Some records
----

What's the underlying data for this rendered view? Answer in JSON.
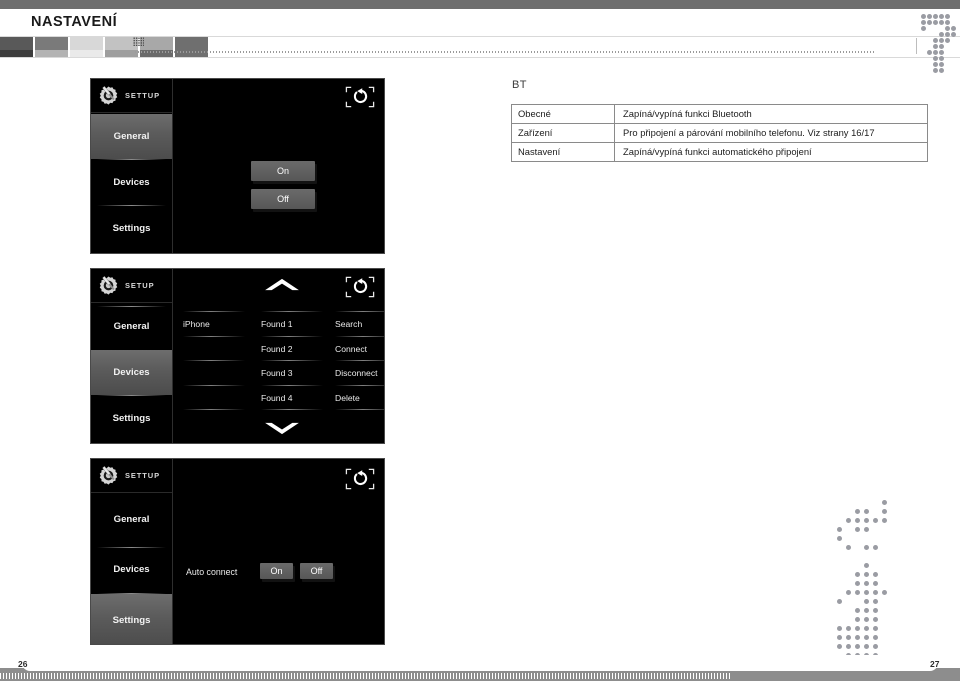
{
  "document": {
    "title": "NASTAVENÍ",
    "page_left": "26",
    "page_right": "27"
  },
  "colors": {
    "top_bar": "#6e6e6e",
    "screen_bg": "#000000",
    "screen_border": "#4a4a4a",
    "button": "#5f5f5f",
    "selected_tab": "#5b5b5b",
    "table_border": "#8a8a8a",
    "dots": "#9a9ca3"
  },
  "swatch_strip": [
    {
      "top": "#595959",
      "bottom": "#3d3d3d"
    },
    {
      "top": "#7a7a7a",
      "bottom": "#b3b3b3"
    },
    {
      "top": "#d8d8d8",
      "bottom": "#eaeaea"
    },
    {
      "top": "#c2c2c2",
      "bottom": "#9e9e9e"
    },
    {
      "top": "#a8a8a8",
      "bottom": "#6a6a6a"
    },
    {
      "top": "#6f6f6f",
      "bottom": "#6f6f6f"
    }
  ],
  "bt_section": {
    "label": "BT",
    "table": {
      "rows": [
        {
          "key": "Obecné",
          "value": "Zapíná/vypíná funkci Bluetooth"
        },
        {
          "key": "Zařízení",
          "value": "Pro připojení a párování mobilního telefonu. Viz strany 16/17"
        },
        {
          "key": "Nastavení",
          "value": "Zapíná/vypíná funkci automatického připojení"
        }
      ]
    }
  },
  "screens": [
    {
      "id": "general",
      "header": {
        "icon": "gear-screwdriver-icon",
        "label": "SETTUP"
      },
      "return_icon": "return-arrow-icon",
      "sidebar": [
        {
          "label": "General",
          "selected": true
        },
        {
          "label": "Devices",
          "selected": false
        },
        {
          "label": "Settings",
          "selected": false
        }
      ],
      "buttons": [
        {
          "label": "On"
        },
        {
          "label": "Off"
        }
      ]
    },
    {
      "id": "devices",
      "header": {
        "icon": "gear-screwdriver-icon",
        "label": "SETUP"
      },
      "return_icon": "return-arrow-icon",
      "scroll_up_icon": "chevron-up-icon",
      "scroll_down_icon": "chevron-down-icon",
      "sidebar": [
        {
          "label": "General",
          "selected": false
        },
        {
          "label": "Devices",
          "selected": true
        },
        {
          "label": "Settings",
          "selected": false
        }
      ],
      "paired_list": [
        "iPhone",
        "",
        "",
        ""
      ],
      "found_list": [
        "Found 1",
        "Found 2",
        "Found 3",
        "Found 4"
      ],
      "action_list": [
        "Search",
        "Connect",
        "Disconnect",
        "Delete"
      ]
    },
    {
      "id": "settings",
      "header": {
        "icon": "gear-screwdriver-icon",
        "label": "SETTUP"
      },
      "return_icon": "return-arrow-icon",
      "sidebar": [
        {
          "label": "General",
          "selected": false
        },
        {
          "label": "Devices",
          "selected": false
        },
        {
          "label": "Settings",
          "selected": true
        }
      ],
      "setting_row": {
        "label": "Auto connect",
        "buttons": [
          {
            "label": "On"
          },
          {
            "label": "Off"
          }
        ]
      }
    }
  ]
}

----

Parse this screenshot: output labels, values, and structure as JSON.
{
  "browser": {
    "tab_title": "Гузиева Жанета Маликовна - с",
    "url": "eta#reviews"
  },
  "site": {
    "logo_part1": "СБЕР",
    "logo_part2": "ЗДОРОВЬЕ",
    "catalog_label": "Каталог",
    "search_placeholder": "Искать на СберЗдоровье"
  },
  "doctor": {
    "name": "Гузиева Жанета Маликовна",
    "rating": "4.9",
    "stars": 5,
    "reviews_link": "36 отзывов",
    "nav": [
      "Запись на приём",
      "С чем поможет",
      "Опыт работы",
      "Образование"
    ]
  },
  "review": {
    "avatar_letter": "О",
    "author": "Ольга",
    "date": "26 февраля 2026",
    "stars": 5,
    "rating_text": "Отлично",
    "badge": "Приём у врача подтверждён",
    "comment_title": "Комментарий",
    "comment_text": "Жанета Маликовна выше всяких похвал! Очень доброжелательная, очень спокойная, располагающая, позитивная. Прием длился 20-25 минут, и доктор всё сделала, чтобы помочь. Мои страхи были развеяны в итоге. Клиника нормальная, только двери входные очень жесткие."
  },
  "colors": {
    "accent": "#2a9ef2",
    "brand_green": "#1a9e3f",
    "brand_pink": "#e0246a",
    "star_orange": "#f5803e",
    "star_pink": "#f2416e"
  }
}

----

* [What you are asked to do]
Give only the number of lines in the material above that include the word "this".

* [Written reply]
2